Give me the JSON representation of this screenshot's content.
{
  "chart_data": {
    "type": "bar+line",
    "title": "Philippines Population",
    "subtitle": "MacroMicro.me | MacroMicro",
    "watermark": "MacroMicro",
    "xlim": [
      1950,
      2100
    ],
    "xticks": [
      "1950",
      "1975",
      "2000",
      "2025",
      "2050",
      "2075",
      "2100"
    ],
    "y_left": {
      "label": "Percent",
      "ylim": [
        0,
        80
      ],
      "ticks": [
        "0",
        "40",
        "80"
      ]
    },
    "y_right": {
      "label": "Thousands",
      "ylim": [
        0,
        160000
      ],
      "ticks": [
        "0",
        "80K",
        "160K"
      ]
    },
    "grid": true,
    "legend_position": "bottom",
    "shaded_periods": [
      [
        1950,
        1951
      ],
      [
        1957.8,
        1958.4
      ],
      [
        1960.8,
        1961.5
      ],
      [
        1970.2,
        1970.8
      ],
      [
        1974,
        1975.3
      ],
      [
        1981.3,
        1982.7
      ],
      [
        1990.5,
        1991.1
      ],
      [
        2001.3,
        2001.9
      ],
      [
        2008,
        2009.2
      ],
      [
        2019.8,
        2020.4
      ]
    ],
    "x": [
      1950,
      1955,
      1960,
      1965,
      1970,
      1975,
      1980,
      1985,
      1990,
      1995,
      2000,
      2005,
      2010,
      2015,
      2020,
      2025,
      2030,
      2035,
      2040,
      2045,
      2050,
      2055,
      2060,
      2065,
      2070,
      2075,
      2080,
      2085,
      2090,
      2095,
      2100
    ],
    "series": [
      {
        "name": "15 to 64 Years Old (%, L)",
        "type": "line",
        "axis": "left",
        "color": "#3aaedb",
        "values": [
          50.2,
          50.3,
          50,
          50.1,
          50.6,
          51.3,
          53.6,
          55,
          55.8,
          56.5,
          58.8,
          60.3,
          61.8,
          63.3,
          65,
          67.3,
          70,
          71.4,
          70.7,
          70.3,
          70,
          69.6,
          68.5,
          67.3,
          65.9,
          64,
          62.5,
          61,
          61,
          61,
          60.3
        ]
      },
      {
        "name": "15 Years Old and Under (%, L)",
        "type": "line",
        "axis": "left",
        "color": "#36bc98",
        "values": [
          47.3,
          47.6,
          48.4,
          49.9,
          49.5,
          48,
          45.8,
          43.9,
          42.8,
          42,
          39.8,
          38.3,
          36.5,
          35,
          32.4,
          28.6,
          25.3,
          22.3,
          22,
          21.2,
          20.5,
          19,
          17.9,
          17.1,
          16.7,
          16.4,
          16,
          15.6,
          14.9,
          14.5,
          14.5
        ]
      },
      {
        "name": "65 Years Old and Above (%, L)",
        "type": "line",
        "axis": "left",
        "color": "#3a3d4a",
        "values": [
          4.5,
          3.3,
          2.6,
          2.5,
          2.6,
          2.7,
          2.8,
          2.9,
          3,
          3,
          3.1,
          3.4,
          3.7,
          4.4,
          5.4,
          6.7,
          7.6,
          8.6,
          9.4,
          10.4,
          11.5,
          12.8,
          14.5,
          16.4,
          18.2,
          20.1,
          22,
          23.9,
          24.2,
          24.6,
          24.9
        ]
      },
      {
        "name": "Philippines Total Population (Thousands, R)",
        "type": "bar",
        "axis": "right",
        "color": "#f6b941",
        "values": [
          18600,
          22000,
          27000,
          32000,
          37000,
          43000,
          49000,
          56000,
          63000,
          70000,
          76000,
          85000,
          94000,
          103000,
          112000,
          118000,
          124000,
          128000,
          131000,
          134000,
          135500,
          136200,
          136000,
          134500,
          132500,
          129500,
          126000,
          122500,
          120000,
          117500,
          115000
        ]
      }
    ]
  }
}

=====

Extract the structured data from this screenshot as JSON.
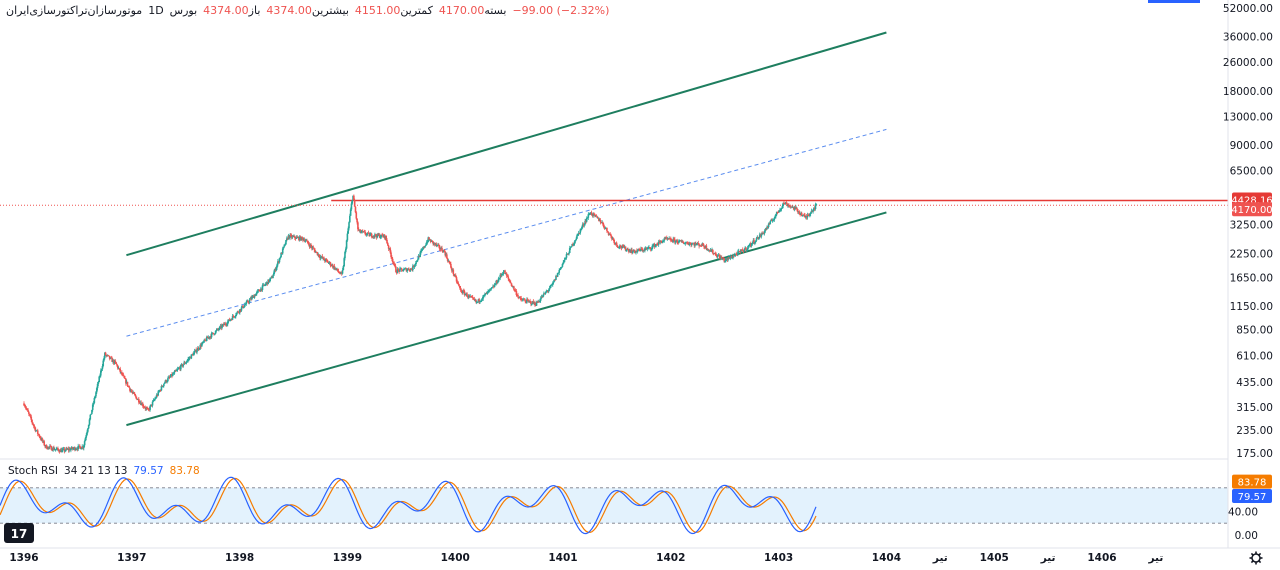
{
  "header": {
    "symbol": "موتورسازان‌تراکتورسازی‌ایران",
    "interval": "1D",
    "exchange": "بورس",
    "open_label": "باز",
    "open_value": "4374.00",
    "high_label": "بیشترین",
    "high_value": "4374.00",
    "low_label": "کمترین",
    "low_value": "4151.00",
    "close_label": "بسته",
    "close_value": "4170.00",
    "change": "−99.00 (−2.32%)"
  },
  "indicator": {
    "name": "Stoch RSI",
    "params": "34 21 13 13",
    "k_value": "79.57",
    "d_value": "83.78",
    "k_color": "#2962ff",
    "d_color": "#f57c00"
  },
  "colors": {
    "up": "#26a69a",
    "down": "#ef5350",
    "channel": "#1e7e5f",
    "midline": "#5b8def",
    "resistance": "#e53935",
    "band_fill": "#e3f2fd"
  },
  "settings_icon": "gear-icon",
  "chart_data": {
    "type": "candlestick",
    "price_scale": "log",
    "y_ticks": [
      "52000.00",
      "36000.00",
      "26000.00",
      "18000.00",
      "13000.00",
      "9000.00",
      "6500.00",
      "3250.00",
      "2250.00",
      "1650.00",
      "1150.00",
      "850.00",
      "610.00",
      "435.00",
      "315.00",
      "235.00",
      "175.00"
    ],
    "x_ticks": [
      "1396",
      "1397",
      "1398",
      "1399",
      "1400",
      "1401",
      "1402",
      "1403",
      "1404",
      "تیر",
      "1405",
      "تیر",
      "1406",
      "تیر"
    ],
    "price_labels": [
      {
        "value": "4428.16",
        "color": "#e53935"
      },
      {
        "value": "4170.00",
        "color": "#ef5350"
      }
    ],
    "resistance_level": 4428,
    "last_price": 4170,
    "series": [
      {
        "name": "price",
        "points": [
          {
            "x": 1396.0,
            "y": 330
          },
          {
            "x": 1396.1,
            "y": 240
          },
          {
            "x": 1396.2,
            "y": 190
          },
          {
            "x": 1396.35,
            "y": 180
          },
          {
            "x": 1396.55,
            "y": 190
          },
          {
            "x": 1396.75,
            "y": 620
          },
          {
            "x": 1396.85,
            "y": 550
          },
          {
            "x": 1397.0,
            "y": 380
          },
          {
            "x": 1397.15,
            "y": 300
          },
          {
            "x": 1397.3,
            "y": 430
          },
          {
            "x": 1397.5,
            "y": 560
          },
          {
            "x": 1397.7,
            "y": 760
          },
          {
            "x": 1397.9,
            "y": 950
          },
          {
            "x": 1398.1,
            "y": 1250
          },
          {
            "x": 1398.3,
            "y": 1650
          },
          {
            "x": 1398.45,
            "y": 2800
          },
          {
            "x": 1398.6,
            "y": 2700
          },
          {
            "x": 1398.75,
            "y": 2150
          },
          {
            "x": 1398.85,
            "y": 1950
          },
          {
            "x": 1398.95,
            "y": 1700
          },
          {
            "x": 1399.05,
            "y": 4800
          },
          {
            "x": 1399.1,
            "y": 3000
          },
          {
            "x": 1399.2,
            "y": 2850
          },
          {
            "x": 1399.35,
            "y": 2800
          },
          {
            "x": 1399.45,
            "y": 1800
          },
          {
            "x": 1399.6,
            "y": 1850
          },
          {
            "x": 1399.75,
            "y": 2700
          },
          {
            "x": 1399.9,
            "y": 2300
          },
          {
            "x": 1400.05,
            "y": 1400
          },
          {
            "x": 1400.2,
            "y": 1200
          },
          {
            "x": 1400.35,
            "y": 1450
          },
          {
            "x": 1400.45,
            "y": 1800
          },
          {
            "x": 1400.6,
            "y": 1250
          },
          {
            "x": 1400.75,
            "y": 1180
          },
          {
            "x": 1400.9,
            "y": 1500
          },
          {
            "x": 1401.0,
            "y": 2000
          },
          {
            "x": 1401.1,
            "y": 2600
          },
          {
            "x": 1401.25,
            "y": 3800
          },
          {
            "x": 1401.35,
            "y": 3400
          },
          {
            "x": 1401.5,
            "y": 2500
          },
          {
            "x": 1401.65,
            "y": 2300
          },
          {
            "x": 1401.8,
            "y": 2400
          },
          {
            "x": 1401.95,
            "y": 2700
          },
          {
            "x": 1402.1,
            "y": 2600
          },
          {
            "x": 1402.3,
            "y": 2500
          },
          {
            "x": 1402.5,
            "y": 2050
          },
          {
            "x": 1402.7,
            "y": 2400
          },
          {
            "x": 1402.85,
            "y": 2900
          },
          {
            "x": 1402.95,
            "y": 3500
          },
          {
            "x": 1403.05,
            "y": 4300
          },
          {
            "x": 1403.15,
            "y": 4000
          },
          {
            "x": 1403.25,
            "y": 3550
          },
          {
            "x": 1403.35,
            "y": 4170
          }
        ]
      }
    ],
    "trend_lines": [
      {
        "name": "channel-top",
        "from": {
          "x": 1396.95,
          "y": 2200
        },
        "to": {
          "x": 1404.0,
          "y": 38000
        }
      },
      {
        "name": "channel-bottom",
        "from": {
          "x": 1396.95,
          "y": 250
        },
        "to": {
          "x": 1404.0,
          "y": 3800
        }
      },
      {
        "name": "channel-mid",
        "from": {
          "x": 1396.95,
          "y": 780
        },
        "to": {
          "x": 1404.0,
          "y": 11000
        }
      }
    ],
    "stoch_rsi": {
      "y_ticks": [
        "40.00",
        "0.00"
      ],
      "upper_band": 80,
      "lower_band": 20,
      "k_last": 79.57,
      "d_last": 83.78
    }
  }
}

=====

What is required
Copy out every line from the material above in which the word "bottom" appears.

Final result
    "legend_position": "bottom",
        "name": "channel-bottom",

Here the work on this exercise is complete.